### Given task
Reproduce the entries below word for word, beginning at the line that contains "I need the location" and stopping after the line that contains "- main-weapon-tag: 主: [844, 142, 870, 168]".

### Source material
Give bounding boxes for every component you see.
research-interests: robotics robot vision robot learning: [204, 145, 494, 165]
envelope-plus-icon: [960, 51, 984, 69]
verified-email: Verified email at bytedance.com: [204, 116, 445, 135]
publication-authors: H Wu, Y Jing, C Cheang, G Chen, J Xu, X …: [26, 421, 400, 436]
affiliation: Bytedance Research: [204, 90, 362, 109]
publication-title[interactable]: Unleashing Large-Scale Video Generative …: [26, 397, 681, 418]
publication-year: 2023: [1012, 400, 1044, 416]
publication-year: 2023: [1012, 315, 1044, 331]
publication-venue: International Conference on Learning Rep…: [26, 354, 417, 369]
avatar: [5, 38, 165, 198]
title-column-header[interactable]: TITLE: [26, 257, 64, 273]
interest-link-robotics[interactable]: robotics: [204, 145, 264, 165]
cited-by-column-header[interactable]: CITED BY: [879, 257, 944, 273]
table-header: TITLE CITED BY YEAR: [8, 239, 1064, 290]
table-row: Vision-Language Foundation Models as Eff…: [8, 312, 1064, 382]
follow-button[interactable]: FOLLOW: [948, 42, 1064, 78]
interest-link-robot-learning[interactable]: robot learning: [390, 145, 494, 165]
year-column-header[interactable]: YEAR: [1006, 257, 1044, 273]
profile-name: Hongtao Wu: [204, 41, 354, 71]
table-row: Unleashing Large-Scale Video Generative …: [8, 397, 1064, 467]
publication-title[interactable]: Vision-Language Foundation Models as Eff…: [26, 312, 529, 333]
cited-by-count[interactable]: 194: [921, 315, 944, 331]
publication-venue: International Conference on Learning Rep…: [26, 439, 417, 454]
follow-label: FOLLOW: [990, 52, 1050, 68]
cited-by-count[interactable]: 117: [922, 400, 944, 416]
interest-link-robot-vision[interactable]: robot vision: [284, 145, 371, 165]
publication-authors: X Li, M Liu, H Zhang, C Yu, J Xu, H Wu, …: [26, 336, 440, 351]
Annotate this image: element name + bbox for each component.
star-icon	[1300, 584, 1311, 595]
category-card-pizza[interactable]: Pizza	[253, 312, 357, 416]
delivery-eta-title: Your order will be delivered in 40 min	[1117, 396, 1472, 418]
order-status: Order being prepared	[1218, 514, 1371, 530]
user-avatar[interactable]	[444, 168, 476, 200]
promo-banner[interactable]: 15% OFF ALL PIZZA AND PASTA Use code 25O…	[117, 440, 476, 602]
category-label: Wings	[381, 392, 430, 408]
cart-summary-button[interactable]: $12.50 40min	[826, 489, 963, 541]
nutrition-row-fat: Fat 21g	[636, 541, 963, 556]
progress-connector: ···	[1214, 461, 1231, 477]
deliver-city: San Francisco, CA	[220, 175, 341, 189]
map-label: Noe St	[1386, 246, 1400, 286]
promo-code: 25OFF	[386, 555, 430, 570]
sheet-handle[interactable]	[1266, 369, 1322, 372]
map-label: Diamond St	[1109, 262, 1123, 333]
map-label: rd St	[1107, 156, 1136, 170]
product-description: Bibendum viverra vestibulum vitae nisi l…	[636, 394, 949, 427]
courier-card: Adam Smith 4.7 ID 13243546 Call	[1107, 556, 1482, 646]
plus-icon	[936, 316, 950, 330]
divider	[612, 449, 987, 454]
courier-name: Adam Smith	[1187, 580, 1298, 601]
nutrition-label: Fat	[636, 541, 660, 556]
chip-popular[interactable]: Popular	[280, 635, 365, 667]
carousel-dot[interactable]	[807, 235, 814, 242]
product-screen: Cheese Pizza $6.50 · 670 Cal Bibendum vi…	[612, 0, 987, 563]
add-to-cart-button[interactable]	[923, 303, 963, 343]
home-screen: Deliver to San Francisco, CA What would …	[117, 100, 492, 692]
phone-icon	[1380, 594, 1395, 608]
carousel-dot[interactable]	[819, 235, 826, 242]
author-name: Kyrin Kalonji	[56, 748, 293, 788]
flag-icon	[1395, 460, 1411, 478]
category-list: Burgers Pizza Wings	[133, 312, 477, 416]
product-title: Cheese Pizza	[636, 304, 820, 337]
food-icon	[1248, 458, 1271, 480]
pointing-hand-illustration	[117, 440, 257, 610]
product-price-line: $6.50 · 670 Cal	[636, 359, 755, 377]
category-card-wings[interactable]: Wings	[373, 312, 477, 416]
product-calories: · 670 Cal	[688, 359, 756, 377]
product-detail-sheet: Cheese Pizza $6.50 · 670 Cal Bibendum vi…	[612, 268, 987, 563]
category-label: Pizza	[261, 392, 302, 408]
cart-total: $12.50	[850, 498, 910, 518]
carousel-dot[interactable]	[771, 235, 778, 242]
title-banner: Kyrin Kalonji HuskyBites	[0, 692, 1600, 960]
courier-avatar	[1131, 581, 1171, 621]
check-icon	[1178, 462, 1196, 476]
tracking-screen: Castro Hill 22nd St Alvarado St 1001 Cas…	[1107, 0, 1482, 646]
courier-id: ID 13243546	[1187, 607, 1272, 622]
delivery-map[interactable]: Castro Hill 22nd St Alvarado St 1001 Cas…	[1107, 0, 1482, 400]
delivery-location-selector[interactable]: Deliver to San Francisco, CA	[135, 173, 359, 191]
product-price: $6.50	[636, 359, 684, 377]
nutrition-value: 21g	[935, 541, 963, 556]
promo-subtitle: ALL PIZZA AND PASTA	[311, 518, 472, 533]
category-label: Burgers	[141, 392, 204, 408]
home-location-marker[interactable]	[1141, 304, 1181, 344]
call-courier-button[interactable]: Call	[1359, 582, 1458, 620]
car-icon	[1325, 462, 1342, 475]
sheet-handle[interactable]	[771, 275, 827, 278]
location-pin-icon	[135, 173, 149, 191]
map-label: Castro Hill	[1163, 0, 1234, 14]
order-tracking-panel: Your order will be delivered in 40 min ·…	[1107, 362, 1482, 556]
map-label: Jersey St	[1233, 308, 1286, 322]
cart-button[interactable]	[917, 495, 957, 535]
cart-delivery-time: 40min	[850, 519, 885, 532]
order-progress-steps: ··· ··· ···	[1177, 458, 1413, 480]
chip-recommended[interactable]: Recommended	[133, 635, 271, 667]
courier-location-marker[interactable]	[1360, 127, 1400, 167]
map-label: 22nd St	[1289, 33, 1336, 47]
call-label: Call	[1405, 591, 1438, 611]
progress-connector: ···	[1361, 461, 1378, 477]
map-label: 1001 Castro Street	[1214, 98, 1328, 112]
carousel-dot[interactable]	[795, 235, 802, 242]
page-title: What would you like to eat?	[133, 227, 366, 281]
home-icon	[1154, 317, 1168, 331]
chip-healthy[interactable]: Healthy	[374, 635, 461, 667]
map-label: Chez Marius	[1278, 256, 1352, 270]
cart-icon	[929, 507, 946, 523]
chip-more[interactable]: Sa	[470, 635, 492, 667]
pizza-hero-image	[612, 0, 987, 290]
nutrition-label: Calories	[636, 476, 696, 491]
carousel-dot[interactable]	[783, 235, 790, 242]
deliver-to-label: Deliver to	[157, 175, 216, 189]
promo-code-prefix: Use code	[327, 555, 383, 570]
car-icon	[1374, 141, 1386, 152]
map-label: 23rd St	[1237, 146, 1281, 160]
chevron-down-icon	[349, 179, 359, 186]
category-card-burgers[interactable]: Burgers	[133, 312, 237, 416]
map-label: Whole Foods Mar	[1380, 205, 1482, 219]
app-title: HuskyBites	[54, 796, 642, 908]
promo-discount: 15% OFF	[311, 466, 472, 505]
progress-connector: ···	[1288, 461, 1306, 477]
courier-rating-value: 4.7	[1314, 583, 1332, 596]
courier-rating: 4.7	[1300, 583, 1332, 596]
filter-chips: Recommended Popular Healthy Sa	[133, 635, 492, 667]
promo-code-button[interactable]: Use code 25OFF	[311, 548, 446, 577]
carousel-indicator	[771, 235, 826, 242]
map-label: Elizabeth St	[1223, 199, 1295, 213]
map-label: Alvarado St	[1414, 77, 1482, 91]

...

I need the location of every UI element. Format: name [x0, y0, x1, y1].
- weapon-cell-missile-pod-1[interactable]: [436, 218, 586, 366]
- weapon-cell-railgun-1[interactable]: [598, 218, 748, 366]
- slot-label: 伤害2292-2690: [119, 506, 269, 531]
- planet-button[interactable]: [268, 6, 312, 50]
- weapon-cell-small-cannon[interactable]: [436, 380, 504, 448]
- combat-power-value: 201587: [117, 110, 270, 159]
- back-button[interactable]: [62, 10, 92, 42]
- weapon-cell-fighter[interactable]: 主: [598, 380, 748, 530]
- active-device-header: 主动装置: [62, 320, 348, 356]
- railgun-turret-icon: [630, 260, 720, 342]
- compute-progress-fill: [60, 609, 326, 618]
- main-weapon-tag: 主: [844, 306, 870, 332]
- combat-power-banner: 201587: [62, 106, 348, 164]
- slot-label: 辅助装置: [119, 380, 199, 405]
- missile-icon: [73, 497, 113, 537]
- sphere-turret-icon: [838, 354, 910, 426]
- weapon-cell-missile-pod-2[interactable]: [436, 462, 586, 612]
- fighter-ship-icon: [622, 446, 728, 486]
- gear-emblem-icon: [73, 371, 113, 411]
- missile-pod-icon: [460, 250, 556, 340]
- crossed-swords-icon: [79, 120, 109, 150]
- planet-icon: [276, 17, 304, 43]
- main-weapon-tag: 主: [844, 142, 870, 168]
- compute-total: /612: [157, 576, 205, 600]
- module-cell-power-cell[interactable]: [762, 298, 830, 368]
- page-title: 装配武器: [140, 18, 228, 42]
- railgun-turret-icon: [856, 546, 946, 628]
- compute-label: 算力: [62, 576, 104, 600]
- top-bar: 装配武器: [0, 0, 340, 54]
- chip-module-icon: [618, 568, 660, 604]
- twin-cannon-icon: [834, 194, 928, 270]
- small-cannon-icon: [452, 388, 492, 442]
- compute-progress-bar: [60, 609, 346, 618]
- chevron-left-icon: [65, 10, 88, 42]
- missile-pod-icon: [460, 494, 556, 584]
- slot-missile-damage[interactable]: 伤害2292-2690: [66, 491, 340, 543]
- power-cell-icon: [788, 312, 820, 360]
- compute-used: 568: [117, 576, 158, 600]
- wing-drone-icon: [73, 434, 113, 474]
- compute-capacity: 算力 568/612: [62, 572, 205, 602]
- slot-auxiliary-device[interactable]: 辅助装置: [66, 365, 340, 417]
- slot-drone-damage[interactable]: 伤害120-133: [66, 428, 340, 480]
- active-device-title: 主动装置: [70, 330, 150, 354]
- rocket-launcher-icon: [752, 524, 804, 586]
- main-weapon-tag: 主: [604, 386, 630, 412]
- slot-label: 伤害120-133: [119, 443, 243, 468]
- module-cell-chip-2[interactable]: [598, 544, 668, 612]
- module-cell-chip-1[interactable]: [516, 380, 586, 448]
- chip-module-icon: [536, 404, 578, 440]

### Task output
I need the location of every UI element. Format: name [x0, y0, x1, y1].
- weapon-cell-missile-pod-1[interactable]: [436, 218, 586, 366]
- weapon-cell-railgun-1[interactable]: [598, 218, 748, 366]
- slot-label: 伤害2292-2690: [119, 506, 269, 531]
- planet-button[interactable]: [268, 6, 312, 50]
- weapon-cell-small-cannon[interactable]: [436, 380, 504, 448]
- combat-power-value: 201587: [117, 110, 270, 159]
- back-button[interactable]: [62, 10, 92, 42]
- weapon-cell-fighter[interactable]: 主: [598, 380, 748, 530]
- active-device-header: 主动装置: [62, 320, 348, 356]
- railgun-turret-icon: [630, 260, 720, 342]
- compute-progress-fill: [60, 609, 326, 618]
- main-weapon-tag: 主: [844, 306, 870, 332]
- combat-power-banner: 201587: [62, 106, 348, 164]
- slot-label: 辅助装置: [119, 380, 199, 405]
- missile-icon: [73, 497, 113, 537]
- sphere-turret-icon: [838, 354, 910, 426]
- weapon-cell-missile-pod-2[interactable]: [436, 462, 586, 612]
- fighter-ship-icon: [622, 446, 728, 486]
- gear-emblem-icon: [73, 371, 113, 411]
- missile-pod-icon: [460, 250, 556, 340]
- crossed-swords-icon: [79, 120, 109, 150]
- planet-icon: [276, 17, 304, 43]
- main-weapon-tag: 主: [844, 142, 870, 168]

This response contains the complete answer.